Dataset excerpt:
+-------+

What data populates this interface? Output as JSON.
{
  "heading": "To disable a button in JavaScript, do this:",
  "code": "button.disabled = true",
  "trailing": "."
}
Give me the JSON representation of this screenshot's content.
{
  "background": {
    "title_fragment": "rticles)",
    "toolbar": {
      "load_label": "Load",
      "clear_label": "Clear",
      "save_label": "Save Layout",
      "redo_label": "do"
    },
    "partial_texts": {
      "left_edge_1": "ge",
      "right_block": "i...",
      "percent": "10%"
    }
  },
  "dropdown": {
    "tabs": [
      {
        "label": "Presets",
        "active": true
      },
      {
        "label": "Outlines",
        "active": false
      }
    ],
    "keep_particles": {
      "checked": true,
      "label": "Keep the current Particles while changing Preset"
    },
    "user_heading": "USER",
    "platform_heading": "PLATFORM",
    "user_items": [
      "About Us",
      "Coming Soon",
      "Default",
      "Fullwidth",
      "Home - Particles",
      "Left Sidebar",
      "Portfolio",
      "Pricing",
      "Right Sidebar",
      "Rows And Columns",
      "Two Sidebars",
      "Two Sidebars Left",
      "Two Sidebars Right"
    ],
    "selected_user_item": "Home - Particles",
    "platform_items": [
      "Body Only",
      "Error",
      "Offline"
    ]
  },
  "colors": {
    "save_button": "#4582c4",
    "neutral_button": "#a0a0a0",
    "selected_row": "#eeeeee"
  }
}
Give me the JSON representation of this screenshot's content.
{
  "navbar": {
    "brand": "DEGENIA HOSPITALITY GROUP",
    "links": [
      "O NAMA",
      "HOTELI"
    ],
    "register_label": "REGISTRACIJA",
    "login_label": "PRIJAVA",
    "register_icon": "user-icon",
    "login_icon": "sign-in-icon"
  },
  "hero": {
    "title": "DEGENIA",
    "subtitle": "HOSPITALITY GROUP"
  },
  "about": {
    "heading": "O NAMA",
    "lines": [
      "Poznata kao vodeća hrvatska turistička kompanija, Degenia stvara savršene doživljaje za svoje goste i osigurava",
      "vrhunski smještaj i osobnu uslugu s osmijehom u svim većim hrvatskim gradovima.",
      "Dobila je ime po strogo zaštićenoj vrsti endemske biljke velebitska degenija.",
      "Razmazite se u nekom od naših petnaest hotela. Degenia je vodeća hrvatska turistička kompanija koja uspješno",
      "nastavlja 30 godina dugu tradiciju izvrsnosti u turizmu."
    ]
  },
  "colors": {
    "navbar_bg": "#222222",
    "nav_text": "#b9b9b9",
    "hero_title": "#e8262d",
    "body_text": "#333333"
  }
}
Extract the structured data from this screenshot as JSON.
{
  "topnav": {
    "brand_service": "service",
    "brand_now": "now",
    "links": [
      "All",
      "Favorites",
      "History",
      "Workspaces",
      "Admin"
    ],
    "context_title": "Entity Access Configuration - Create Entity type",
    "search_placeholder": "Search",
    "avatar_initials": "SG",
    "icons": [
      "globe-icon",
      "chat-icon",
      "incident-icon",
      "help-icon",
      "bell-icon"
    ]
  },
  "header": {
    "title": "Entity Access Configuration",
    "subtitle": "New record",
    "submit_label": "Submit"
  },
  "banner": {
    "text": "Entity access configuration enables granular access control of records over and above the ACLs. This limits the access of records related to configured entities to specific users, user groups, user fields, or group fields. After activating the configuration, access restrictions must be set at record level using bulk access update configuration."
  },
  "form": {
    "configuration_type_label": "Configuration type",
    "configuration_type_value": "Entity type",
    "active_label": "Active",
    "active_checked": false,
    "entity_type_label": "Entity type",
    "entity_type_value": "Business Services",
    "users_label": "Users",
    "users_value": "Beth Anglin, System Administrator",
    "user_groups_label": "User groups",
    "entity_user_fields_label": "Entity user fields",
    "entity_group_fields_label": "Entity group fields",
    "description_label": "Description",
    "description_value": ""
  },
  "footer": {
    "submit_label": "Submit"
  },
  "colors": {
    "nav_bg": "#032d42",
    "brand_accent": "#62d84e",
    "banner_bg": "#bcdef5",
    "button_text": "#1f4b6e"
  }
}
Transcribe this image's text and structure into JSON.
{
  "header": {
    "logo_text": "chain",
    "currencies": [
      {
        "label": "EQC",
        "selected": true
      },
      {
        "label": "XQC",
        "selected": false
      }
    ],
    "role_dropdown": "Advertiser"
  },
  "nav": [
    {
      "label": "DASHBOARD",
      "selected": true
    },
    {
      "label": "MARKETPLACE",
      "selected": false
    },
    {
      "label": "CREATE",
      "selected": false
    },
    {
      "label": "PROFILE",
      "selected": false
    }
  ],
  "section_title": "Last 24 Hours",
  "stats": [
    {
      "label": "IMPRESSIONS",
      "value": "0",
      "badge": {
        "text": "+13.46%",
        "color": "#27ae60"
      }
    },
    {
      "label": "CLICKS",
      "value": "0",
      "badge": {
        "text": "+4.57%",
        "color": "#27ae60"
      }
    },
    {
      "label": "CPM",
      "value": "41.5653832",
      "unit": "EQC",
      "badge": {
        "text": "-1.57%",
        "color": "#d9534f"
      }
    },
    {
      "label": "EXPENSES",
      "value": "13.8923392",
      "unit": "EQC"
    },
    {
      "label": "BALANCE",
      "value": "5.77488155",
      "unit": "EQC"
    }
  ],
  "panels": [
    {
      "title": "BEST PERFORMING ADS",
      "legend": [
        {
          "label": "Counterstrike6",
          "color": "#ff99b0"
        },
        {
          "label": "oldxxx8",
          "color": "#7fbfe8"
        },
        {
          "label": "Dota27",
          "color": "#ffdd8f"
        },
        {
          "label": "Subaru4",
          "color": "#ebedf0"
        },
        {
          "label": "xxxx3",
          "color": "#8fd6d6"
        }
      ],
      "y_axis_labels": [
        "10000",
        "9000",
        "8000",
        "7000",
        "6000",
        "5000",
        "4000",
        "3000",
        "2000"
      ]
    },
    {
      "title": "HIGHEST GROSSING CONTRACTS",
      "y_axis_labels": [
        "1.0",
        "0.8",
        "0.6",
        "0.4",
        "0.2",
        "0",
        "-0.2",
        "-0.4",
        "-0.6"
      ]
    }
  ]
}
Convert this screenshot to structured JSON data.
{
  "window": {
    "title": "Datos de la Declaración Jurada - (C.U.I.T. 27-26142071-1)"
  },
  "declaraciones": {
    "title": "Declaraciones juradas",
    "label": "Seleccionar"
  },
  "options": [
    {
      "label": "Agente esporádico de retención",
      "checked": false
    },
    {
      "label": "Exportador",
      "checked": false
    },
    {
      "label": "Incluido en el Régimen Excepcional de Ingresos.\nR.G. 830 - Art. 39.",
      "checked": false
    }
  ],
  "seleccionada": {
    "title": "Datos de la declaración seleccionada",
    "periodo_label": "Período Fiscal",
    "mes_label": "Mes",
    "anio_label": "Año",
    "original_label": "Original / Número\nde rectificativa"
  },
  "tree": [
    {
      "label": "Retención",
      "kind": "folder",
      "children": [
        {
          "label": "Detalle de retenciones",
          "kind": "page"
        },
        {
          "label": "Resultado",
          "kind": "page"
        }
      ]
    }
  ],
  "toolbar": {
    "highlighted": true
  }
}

+-------+

* _GOAL_
State the count of lines that contain the string "subtitle". Nothing else is needed.

* _RESULT FOR THIS TASK_
2